#### MATERIAL:
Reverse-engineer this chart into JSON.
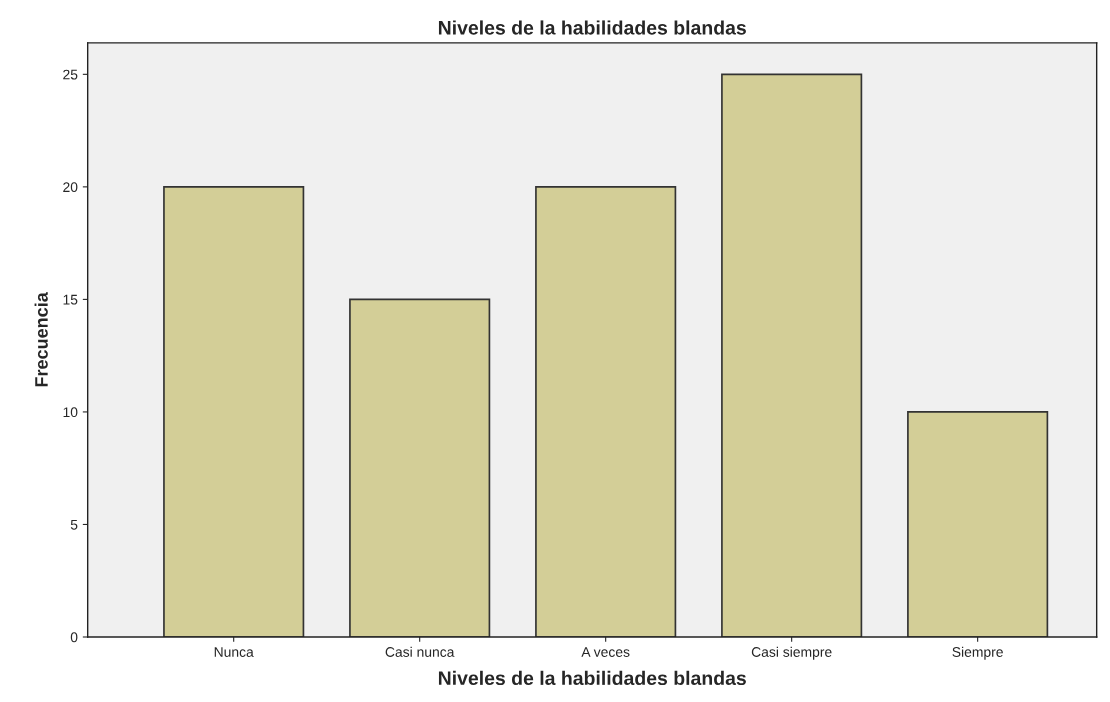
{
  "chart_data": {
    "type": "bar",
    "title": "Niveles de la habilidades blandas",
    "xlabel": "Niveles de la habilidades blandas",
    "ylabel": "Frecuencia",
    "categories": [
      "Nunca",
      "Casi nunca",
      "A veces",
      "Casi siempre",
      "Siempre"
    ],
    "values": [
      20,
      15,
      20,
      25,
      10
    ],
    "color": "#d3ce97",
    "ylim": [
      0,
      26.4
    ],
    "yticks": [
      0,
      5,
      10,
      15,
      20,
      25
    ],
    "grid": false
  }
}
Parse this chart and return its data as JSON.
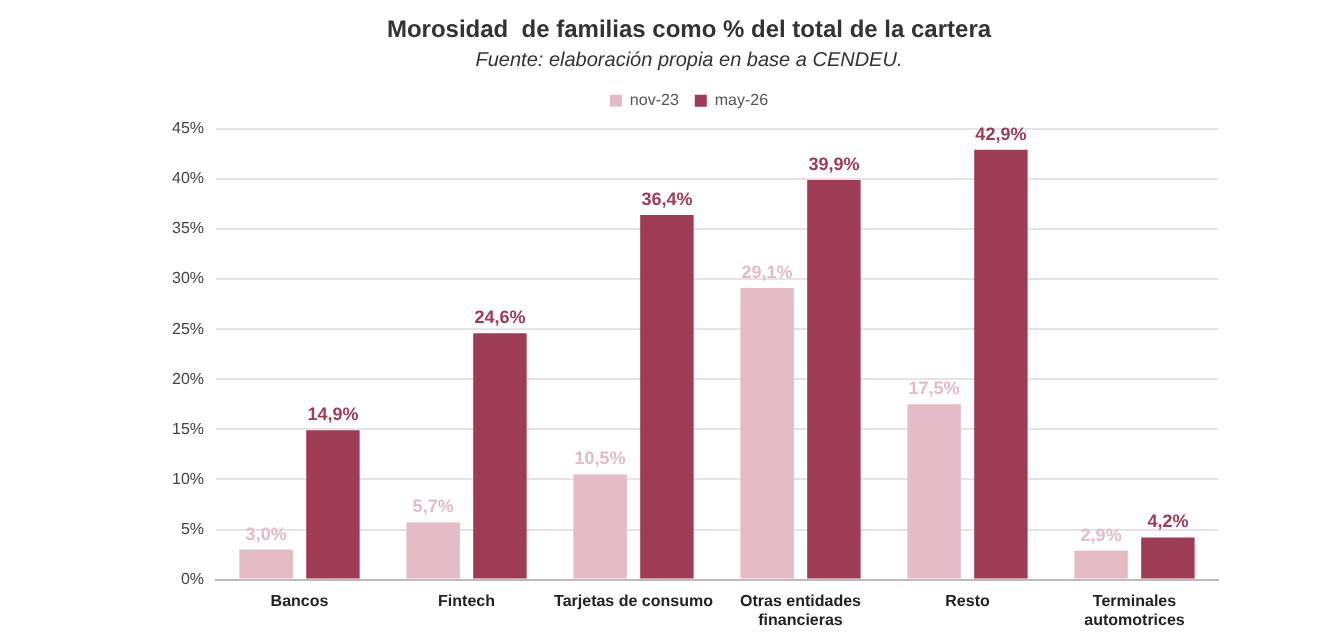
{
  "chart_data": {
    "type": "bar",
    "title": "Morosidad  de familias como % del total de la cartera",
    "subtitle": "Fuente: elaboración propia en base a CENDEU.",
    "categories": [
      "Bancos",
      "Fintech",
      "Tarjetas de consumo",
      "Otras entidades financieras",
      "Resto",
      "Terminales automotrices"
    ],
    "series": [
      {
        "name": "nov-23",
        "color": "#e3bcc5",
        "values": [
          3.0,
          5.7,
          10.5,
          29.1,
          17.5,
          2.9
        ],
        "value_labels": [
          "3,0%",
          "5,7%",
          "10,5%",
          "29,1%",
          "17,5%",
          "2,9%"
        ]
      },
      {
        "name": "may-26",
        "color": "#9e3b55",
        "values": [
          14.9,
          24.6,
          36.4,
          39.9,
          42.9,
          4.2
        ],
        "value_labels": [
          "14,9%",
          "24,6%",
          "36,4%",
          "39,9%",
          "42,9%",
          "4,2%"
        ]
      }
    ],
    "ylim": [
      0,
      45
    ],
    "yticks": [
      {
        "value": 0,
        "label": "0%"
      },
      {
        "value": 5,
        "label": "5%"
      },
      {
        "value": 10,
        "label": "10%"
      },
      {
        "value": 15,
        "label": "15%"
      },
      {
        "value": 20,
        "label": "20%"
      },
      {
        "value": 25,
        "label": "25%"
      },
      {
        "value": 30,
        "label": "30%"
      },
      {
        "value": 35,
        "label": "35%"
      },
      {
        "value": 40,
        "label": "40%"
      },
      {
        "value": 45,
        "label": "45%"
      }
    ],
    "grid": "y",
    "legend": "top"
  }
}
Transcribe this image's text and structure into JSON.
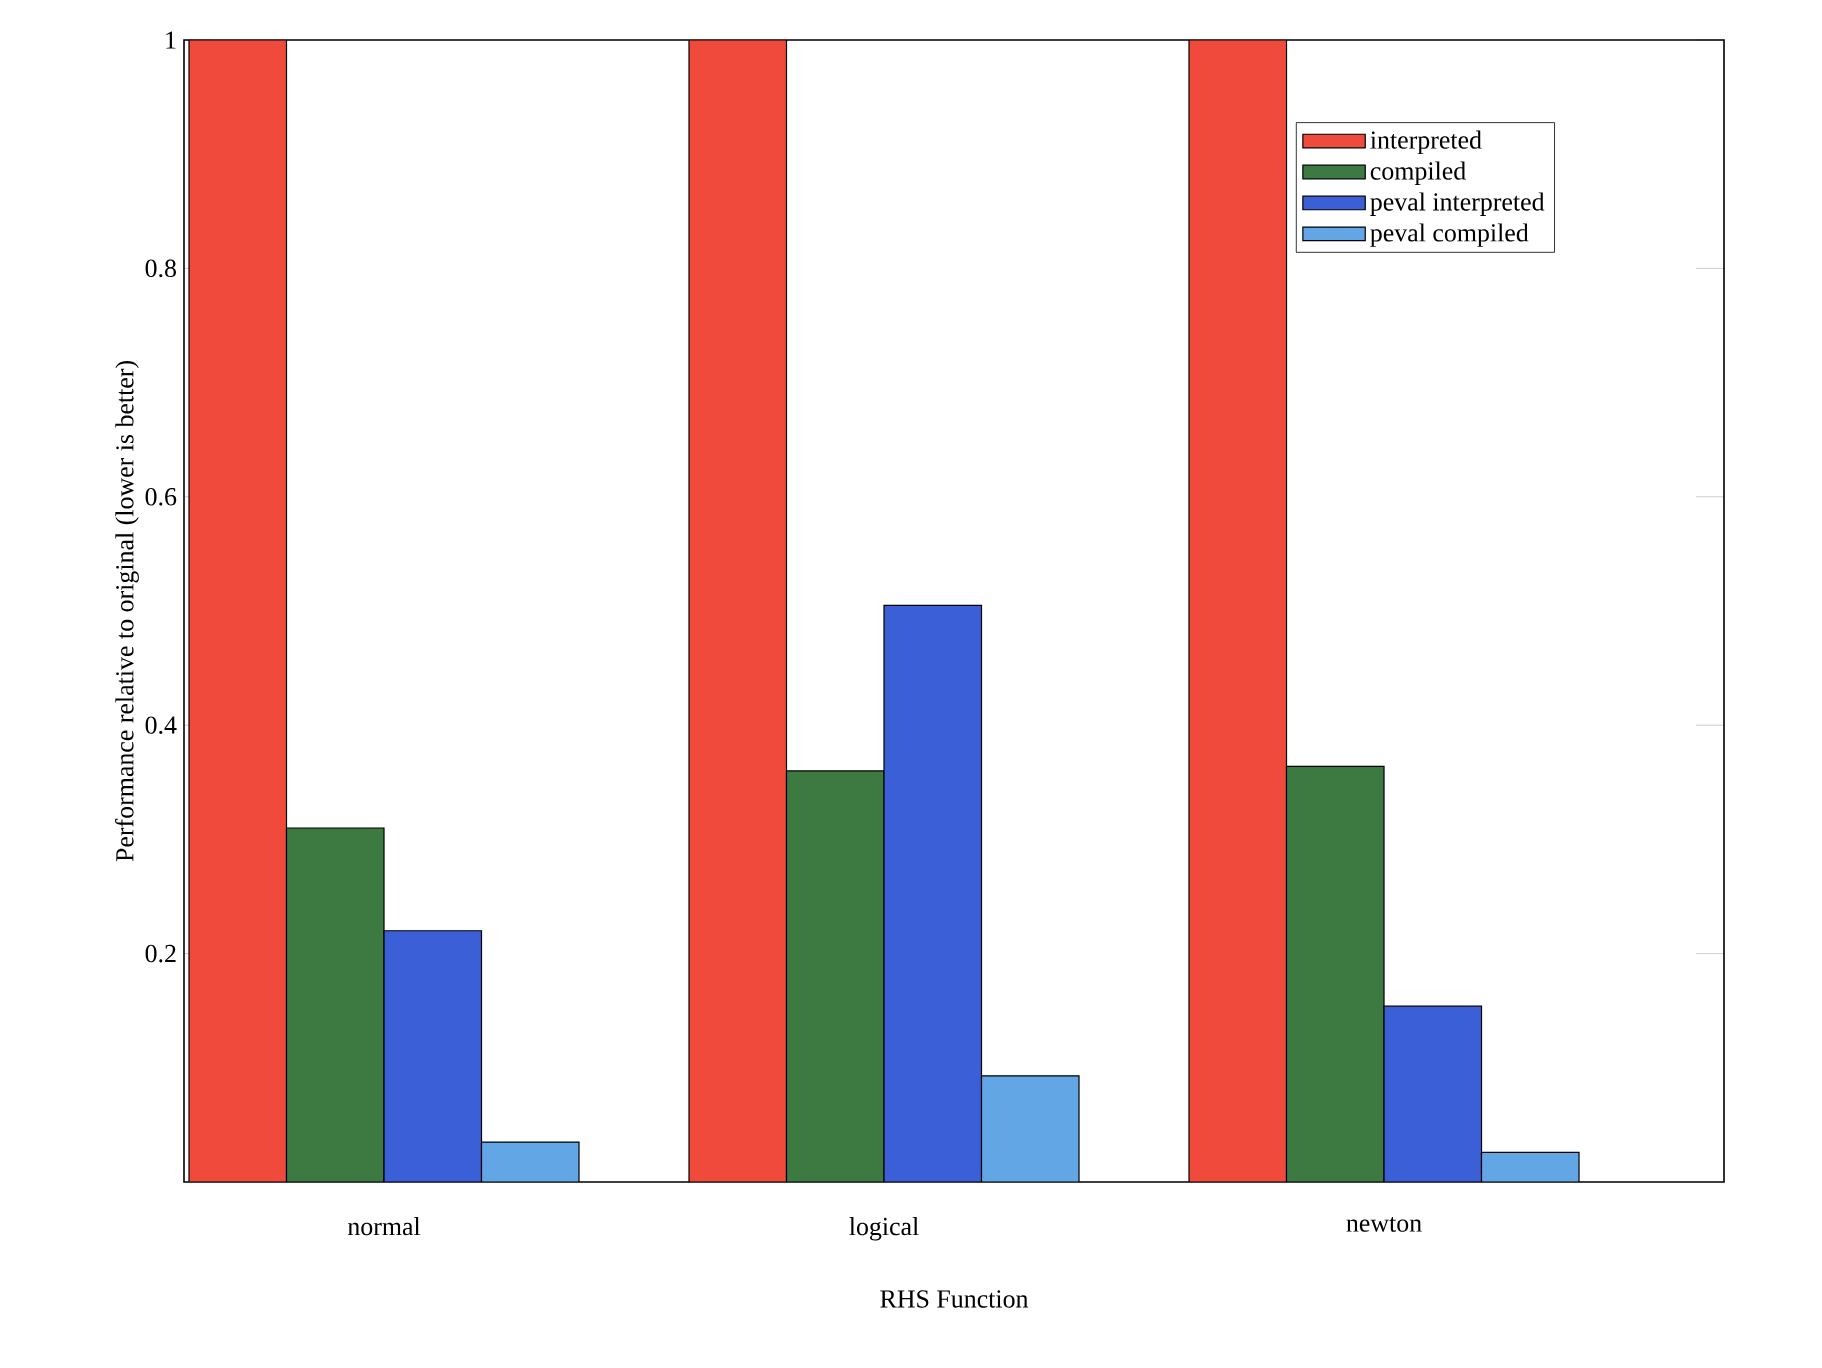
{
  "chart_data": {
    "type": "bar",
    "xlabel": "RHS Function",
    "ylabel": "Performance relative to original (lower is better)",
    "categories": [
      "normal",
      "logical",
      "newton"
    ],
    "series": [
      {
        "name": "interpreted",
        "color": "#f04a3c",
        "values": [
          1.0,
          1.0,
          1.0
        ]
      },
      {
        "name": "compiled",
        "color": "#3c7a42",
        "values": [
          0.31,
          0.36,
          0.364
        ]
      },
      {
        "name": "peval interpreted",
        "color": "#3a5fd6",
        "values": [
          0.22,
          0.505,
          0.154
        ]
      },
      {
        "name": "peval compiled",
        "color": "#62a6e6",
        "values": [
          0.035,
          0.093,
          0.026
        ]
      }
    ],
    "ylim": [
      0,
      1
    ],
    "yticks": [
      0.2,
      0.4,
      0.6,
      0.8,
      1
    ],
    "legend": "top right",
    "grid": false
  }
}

#### TASK STATEMENT:
Skip the images and write out the rest of the listing exactly.

#### ANSWER BELOW:
Reverse-engineer this chart into JSON.
{
  "chart_data": {
    "type": "bar",
    "title": "Niveles de la habilidades blandas",
    "xlabel": "Niveles de la habilidades blandas",
    "ylabel": "Frecuencia",
    "categories": [
      "Nunca",
      "Casi nunca",
      "A veces",
      "Casi siempre",
      "Siempre"
    ],
    "values": [
      20,
      15,
      20,
      25,
      10
    ],
    "color": "#d3ce97",
    "ylim": [
      0,
      26.4
    ],
    "yticks": [
      0,
      5,
      10,
      15,
      20,
      25
    ],
    "grid": false
  }
}
Parse this chart and return its data as JSON.
{
  "chart_data": {
    "type": "bar",
    "title": "Morosidad  de familias como % del total de la cartera",
    "subtitle": "Fuente: elaboración propia en base a CENDEU.",
    "categories": [
      "Bancos",
      "Fintech",
      "Tarjetas de consumo",
      "Otras entidades financieras",
      "Resto",
      "Terminales automotrices"
    ],
    "series": [
      {
        "name": "nov-23",
        "color": "#e3bcc5",
        "values": [
          3.0,
          5.7,
          10.5,
          29.1,
          17.5,
          2.9
        ],
        "value_labels": [
          "3,0%",
          "5,7%",
          "10,5%",
          "29,1%",
          "17,5%",
          "2,9%"
        ]
      },
      {
        "name": "may-26",
        "color": "#9e3b55",
        "values": [
          14.9,
          24.6,
          36.4,
          39.9,
          42.9,
          4.2
        ],
        "value_labels": [
          "14,9%",
          "24,6%",
          "36,4%",
          "39,9%",
          "42,9%",
          "4,2%"
        ]
      }
    ],
    "ylim": [
      0,
      45
    ],
    "yticks": [
      {
        "value": 0,
        "label": "0%"
      },
      {
        "value": 5,
        "label": "5%"
      },
      {
        "value": 10,
        "label": "10%"
      },
      {
        "value": 15,
        "label": "15%"
      },
      {
        "value": 20,
        "label": "20%"
      },
      {
        "value": 25,
        "label": "25%"
      },
      {
        "value": 30,
        "label": "30%"
      },
      {
        "value": 35,
        "label": "35%"
      },
      {
        "value": 40,
        "label": "40%"
      },
      {
        "value": 45,
        "label": "45%"
      }
    ],
    "grid": "y",
    "legend": "top"
  }
}
Transcribe this image's text and structure into JSON.
{
  "chart_data": {
    "type": "bar",
    "xlabel": "RHS Function",
    "ylabel": "Performance relative to original (lower is better)",
    "categories": [
      "normal",
      "logical",
      "newton"
    ],
    "series": [
      {
        "name": "interpreted",
        "color": "#f04a3c",
        "values": [
          1.0,
          1.0,
          1.0
        ]
      },
      {
        "name": "compiled",
        "color": "#3c7a42",
        "values": [
          0.31,
          0.36,
          0.364
        ]
      },
      {
        "name": "peval interpreted",
        "color": "#3a5fd6",
        "values": [
          0.22,
          0.505,
          0.154
        ]
      },
      {
        "name": "peval compiled",
        "color": "#62a6e6",
        "values": [
          0.035,
          0.093,
          0.026
        ]
      }
    ],
    "ylim": [
      0,
      1
    ],
    "yticks": [
      0.2,
      0.4,
      0.6,
      0.8,
      1
    ],
    "legend": "top right",
    "grid": false
  }
}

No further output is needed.